▶ Document excerpt
----------------

Posted by "Frank W. Zammetti" <fz...@omnytex.com>.
Martin Cooper wrote:
> My turn to date myself, along with Frank. ;-)

No wories, we're not women :)  (Oh boy, I think I see Wendy getting 
ready to fire off a reply - LOL!)

> In my first programming job, I wrote my code on coding sheets. When I 
> was done, those would go to a data entry group, who would type the code 
> on to punched cards. Then the cards would go to the sysops, who would 
> schedule the job. When the job completed, usually the next day, I would 
> get a pile of paper back. That edit /compile cycle alone taught me to be 
> very, very careful and deliberate when I write my code.

Ok, you beat me :)  I only go back as far as a teletype connected to a 
VAX box... still, I did have to submit jobs for compilation and 
execution, but the wait time was only a few minutes, depending on the load.

It's funny... a guy that was with my company for I believe 40+ years 
just left, and he was always telling me the same kinds of stories... how 
he could tell how much the mainframe was working by putting an egg on it 
and seeing if it cooked, etc.  On his way out the door he handed me an 
old tape real *with* the write-protect ring :) (I collect old computer 
gear, that's definitely the oldest!)

----------------

In the mailing list post, who typed the code from Martin Cooper's coding sheets onto punched cards? The entries that come next have no connection to the mailing list post.

----------------

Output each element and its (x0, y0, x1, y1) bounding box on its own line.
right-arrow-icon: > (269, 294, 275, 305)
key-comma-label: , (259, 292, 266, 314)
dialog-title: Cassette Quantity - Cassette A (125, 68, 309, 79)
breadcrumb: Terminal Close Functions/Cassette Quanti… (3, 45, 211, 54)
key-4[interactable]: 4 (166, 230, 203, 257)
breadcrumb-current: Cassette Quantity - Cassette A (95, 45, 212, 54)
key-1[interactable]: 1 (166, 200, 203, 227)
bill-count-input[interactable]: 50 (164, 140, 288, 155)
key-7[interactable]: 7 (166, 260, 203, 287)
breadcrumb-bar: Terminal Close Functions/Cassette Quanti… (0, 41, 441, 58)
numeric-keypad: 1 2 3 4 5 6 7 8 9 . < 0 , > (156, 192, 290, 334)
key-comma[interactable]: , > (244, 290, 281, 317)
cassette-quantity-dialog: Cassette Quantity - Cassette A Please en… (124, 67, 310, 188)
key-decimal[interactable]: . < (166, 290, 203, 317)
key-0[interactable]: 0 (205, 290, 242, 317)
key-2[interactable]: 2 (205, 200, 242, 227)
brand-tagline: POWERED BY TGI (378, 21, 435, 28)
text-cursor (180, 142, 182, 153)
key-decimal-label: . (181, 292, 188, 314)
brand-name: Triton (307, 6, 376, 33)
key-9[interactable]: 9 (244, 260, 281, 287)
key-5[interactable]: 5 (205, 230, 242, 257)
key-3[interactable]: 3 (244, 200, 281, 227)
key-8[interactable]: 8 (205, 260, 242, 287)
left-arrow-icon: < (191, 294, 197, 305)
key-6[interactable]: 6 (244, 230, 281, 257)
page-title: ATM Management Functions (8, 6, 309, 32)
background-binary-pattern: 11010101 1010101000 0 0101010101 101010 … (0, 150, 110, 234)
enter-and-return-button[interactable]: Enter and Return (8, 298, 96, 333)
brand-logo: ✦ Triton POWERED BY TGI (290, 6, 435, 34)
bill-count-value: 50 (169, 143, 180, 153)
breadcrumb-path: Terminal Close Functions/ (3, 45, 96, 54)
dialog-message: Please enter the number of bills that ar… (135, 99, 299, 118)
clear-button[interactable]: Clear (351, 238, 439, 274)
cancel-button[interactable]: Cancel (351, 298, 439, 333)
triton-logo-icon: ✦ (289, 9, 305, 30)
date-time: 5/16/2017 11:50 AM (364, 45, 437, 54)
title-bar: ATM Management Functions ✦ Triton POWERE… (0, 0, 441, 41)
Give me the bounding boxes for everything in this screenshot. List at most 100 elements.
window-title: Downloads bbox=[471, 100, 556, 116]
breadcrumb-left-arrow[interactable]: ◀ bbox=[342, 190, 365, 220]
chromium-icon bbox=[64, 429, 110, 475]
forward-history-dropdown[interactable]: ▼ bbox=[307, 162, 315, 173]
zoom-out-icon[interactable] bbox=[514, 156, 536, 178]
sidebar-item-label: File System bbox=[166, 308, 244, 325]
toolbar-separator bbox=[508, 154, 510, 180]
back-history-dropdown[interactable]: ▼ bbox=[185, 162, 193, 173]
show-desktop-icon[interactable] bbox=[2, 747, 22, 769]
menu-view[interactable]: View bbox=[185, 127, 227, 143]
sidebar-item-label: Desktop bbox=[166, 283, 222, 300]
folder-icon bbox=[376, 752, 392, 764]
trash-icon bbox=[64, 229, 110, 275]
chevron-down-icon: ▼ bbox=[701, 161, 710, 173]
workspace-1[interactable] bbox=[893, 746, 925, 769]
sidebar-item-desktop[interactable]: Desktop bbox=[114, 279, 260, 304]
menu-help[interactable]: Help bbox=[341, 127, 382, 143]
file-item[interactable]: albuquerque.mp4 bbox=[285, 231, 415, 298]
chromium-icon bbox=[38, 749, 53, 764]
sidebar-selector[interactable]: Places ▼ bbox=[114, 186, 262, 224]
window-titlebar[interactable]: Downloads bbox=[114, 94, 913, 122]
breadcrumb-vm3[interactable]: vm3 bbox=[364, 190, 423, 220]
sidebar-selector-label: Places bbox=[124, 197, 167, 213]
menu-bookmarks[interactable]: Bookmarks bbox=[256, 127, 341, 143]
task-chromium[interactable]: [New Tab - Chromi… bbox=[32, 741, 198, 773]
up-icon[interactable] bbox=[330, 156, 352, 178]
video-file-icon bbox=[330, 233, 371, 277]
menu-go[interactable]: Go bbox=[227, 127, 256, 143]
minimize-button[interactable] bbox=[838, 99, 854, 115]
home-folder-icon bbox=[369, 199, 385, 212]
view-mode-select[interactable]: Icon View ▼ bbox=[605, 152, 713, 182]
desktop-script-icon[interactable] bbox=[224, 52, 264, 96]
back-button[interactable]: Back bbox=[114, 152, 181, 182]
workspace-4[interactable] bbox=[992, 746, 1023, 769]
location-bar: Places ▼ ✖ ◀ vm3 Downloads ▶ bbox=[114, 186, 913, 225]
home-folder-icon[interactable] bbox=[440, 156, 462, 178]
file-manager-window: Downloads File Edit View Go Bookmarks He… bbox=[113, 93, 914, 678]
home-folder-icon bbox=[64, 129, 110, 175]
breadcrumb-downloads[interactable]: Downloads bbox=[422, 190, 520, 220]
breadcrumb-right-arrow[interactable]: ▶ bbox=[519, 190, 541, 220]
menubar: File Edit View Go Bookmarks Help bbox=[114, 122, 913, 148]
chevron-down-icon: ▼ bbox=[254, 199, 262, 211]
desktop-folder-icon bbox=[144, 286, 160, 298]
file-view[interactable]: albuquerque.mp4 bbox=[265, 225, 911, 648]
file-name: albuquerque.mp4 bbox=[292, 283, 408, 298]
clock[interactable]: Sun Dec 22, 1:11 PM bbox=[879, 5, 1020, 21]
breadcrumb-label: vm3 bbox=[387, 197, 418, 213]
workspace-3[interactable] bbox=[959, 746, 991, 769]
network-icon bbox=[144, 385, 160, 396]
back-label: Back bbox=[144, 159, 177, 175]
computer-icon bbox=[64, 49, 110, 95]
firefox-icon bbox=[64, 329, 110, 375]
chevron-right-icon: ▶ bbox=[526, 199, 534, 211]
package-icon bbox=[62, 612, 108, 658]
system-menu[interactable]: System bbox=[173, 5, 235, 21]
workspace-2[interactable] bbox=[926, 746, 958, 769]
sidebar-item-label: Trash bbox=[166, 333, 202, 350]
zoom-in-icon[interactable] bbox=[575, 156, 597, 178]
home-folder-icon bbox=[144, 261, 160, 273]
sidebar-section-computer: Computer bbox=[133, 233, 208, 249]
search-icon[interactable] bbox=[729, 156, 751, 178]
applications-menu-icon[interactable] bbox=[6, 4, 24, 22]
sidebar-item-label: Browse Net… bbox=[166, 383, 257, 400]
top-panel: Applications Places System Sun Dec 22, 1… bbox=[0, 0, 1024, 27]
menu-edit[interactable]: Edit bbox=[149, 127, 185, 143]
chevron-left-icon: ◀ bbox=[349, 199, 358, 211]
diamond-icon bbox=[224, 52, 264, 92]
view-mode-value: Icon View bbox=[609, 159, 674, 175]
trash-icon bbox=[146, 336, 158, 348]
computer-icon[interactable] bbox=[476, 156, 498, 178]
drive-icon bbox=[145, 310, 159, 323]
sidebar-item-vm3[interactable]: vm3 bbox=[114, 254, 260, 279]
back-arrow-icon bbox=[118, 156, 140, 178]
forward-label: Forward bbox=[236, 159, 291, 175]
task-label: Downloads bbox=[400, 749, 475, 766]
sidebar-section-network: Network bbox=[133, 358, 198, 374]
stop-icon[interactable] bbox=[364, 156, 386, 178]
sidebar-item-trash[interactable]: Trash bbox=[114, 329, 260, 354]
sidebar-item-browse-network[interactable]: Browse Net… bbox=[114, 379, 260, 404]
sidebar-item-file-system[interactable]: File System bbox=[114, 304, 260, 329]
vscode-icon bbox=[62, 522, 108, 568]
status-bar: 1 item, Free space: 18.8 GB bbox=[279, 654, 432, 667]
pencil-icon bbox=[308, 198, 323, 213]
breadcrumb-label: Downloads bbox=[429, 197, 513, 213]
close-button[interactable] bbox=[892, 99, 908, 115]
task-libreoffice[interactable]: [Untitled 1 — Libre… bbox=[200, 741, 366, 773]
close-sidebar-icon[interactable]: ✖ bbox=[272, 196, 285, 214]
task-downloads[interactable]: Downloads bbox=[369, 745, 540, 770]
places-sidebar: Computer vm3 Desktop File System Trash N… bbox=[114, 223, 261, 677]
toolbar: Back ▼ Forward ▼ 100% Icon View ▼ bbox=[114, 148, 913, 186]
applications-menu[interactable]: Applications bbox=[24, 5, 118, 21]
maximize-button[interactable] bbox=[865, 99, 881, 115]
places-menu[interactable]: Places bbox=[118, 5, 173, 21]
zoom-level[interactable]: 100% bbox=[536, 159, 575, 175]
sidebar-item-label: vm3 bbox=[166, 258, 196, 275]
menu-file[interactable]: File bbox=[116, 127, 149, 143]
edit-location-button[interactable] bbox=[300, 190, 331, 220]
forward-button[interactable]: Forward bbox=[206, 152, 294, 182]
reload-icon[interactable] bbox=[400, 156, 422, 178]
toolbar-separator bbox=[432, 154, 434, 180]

----------------

▶ Solution for this exercise
A data entry group typed it.